Exercise goal: Produce the listing below again, exactly as shown.

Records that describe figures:
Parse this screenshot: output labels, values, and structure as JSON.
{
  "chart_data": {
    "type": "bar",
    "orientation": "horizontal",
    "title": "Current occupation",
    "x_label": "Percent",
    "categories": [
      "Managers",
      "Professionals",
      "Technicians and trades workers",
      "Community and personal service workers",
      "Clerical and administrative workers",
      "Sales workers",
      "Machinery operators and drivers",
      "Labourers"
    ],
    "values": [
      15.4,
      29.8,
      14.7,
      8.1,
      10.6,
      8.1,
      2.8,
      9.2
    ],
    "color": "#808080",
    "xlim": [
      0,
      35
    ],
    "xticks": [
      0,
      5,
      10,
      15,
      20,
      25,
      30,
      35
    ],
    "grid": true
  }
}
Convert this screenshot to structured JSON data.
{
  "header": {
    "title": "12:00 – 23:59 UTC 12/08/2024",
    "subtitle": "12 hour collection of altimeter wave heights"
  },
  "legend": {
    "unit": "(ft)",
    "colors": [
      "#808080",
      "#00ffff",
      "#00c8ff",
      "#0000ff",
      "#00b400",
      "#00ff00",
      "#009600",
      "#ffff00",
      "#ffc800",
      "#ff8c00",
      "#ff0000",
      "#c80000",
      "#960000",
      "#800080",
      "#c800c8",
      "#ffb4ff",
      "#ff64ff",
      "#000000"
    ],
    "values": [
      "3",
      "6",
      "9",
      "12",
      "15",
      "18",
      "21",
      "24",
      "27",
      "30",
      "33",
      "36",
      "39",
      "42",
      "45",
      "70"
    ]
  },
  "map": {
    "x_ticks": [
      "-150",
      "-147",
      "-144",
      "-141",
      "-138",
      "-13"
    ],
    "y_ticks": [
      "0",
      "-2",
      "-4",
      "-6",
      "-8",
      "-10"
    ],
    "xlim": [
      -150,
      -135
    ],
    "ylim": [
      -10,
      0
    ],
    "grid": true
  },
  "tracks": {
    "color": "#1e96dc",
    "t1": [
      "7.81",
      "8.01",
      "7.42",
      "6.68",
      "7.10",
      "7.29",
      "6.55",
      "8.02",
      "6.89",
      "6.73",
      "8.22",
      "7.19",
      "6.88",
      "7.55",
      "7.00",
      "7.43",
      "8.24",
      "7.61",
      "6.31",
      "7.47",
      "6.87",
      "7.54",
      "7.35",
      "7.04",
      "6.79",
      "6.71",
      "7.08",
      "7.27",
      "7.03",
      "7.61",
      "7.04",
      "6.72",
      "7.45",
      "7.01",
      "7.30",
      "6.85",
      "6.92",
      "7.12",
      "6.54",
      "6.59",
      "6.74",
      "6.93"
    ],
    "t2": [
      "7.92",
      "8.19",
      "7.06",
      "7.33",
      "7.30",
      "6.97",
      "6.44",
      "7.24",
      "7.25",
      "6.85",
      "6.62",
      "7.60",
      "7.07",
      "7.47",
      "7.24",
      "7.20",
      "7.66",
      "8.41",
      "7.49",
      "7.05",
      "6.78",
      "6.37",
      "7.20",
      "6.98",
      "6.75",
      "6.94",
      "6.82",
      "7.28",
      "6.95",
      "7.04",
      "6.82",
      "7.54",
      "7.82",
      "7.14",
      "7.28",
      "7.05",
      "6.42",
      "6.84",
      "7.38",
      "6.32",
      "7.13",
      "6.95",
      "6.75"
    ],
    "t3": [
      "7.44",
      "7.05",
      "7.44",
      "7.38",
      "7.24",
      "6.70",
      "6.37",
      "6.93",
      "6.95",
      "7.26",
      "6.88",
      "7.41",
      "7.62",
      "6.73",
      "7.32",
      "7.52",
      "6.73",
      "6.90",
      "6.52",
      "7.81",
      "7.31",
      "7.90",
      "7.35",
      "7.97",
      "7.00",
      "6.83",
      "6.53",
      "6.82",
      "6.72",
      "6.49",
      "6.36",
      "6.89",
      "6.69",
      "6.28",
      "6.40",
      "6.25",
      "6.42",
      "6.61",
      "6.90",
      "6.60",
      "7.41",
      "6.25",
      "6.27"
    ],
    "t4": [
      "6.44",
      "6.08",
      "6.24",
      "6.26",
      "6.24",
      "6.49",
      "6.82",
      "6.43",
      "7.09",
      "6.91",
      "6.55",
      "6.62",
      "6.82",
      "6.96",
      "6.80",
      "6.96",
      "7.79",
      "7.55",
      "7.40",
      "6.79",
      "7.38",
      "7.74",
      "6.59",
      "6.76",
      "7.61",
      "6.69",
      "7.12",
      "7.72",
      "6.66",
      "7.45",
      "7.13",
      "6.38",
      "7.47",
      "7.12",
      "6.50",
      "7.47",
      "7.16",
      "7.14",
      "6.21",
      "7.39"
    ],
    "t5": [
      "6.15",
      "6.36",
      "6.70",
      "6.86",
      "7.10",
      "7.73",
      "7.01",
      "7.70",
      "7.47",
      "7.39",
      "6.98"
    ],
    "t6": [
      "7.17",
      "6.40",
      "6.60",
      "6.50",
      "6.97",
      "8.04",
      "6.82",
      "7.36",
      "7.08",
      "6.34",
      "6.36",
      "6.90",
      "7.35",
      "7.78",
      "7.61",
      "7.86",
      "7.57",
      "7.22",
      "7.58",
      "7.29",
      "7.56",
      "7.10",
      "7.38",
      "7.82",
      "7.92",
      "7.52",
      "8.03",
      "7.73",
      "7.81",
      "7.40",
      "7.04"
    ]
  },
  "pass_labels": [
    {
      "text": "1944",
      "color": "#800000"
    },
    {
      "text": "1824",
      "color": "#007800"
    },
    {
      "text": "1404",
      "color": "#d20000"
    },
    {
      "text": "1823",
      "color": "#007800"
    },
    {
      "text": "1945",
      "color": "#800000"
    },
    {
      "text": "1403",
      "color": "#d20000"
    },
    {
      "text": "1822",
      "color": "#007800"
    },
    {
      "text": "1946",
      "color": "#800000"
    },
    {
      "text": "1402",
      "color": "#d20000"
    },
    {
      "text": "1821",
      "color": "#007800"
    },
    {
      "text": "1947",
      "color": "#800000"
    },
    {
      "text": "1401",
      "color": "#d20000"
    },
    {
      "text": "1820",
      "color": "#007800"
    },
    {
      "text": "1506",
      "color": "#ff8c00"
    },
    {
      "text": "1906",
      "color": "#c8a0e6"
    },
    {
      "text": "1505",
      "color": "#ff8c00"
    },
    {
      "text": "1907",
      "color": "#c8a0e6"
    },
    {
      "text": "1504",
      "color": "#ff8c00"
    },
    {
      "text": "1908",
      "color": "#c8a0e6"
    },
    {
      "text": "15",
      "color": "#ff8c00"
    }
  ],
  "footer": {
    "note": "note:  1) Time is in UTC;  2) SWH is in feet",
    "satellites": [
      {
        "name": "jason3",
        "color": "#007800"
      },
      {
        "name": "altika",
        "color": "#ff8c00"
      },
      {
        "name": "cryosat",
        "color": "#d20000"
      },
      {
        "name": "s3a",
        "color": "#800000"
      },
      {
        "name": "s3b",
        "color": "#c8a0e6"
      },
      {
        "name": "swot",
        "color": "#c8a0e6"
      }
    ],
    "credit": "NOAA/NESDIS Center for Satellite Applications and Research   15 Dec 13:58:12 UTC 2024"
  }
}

Task response:
Parse this screenshot: output labels, values, and structure as JSON.
{
  "chart_data": {
    "type": "bar",
    "orientation": "horizontal",
    "title": "Current occupation",
    "x_label": "Percent",
    "categories": [
      "Managers",
      "Professionals",
      "Technicians and trades workers",
      "Community and personal service workers",
      "Clerical and administrative workers",
      "Sales workers",
      "Machinery operators and drivers",
      "Labourers"
    ],
    "values": [
      15.4,
      29.8,
      14.7,
      8.1,
      10.6,
      8.1,
      2.8,
      9.2
    ],
    "color": "#808080",
    "xlim": [
      0,
      35
    ],
    "xticks": [
      0,
      5,
      10,
      15,
      20,
      25,
      30,
      35
    ],
    "grid": true
  }
}
Convert this screenshot to structured JSON data.
{
  "header": {
    "title": "12:00 – 23:59 UTC 12/08/2024",
    "subtitle": "12 hour collection of altimeter wave heights"
  },
  "legend": {
    "unit": "(ft)",
    "colors": [
      "#808080",
      "#00ffff",
      "#00c8ff",
      "#0000ff",
      "#00b400",
      "#00ff00",
      "#009600",
      "#ffff00",
      "#ffc800",
      "#ff8c00",
      "#ff0000",
      "#c80000",
      "#960000",
      "#800080",
      "#c800c8",
      "#ffb4ff",
      "#ff64ff",
      "#000000"
    ],
    "values": [
      "3",
      "6",
      "9",
      "12",
      "15",
      "18",
      "21",
      "24",
      "27",
      "30",
      "33",
      "36",
      "39",
      "42",
      "45",
      "70"
    ]
  },
  "map": {
    "x_ticks": [
      "-150",
      "-147",
      "-144",
      "-141",
      "-138",
      "-13"
    ],
    "y_ticks": [
      "0",
      "-2",
      "-4",
      "-6",
      "-8",
      "-10"
    ],
    "xlim": [
      -150,
      -135
    ],
    "ylim": [
      -10,
      0
    ],
    "grid": true
  },
  "tracks": {
    "color": "#1e96dc",
    "t1": [
      "7.81",
      "8.01",
      "7.42",
      "6.68",
      "7.10",
      "7.29",
      "6.55",
      "8.02",
      "6.89",
      "6.73",
      "8.22",
      "7.19",
      "6.88",
      "7.55",
      "7.00",
      "7.43",
      "8.24",
      "7.61",
      "6.31",
      "7.47",
      "6.87",
      "7.54",
      "7.35",
      "7.04",
      "6.79",
      "6.71",
      "7.08",
      "7.27",
      "7.03",
      "7.61",
      "7.04",
      "6.72",
      "7.45",
      "7.01",
      "7.30",
      "6.85",
      "6.92",
      "7.12",
      "6.54",
      "6.59",
      "6.74",
      "6.93"
    ],
    "t2": [
      "7.92",
      "8.19",
      "7.06",
      "7.33",
      "7.30",
      "6.97",
      "6.44",
      "7.24",
      "7.25",
      "6.85",
      "6.62",
      "7.60",
      "7.07",
      "7.47",
      "7.24",
      "7.20",
      "7.66",
      "8.41",
      "7.49",
      "7.05",
      "6.78",
      "6.37",
      "7.20",
      "6.98",
      "6.75",
      "6.94",
      "6.82",
      "7.28",
      "6.95",
      "7.04",
      "6.82",
      "7.54",
      "7.82",
      "7.14",
      "7.28",
      "7.05",
      "6.42",
      "6.84",
      "7.38",
      "6.32",
      "7.13",
      "6.95",
      "6.75"
    ],
    "t3": [
      "7.44",
      "7.05",
      "7.44",
      "7.38",
      "7.24",
      "6.70",
      "6.37",
      "6.93",
      "6.95",
      "7.26",
      "6.88",
      "7.41",
      "7.62",
      "6.73",
      "7.32",
      "7.52",
      "6.73",
      "6.90",
      "6.52",
      "7.81",
      "7.31",
      "7.90",
      "7.35",
      "7.97",
      "7.00",
      "6.83",
      "6.53",
      "6.82",
      "6.72",
      "6.49",
      "6.36",
      "6.89",
      "6.69",
      "6.28",
      "6.40",
      "6.25",
      "6.42",
      "6.61",
      "6.90",
      "6.60",
      "7.41",
      "6.25",
      "6.27"
    ],
    "t4": [
      "6.44",
      "6.08",
      "6.24",
      "6.26",
      "6.24",
      "6.49",
      "6.82",
      "6.43",
      "7.09",
      "6.91",
      "6.55",
      "6.62",
      "6.82",
      "6.96",
      "6.80",
      "6.96",
      "7.79",
      "7.55",
      "7.40",
      "6.79",
      "7.38",
      "7.74",
      "6.59",
      "6.76",
      "7.61",
      "6.69",
      "7.12",
      "7.72",
      "6.66",
      "7.45",
      "7.13",
      "6.38",
      "7.47",
      "7.12",
      "6.50",
      "7.47",
      "7.16",
      "7.14",
      "6.21",
      "7.39"
    ],
    "t5": [
      "6.15",
      "6.36",
      "6.70",
      "6.86",
      "7.10",
      "7.73",
      "7.01",
      "7.70",
      "7.47",
      "7.39",
      "6.98"
    ],
    "t6": [
      "7.17",
      "6.40",
      "6.60",
      "6.50",
      "6.97",
      "8.04",
      "6.82",
      "7.36",
      "7.08",
      "6.34",
      "6.36",
      "6.90",
      "7.35",
      "7.78",
      "7.61",
      "7.86",
      "7.57",
      "7.22",
      "7.58",
      "7.29",
      "7.56",
      "7.10",
      "7.38",
      "7.82",
      "7.92",
      "7.52",
      "8.03",
      "7.73",
      "7.81",
      "7.40",
      "7.04"
    ]
  },
  "pass_labels": [
    {
      "text": "1944",
      "color": "#800000"
    },
    {
      "text": "1824",
      "color": "#007800"
    },
    {
      "text": "1404",
      "color": "#d20000"
    },
    {
      "text": "1823",
      "color": "#007800"
    },
    {
      "text": "1945",
      "color": "#800000"
    },
    {
      "text": "1403",
      "color": "#d20000"
    },
    {
      "text": "1822",
      "color": "#007800"
    },
    {
      "text": "1946",
      "color": "#800000"
    },
    {
      "text": "1402",
      "color": "#d20000"
    },
    {
      "text": "1821",
      "color": "#007800"
    },
    {
      "text": "1947",
      "color": "#800000"
    },
    {
      "text": "1401",
      "color": "#d20000"
    },
    {
      "text": "1820",
      "color": "#007800"
    },
    {
      "text": "1506",
      "color": "#ff8c00"
    },
    {
      "text": "1906",
      "color": "#c8a0e6"
    },
    {
      "text": "1505",
      "color": "#ff8c00"
    },
    {
      "text": "1907",
      "color": "#c8a0e6"
    },
    {
      "text": "1504",
      "color": "#ff8c00"
    },
    {
      "text": "1908",
      "color": "#c8a0e6"
    },
    {
      "text": "15",
      "color": "#ff8c00"
    }
  ],
  "footer": {
    "note": "note:  1) Time is in UTC;  2) SWH is in feet",
    "satellites": [
      {
        "name": "jason3",
        "color": "#007800"
      },
      {
        "name": "altika",
        "color": "#ff8c00"
      },
      {
        "name": "cryosat",
        "color": "#d20000"
      },
      {
        "name": "s3a",
        "color": "#800000"
      },
      {
        "name": "s3b",
        "color": "#c8a0e6"
      },
      {
        "name": "swot",
        "color": "#c8a0e6"
      }
    ],
    "credit": "NOAA/NESDIS Center for Satellite Applications and Research   15 Dec 13:58:12 UTC 2024"
  }
}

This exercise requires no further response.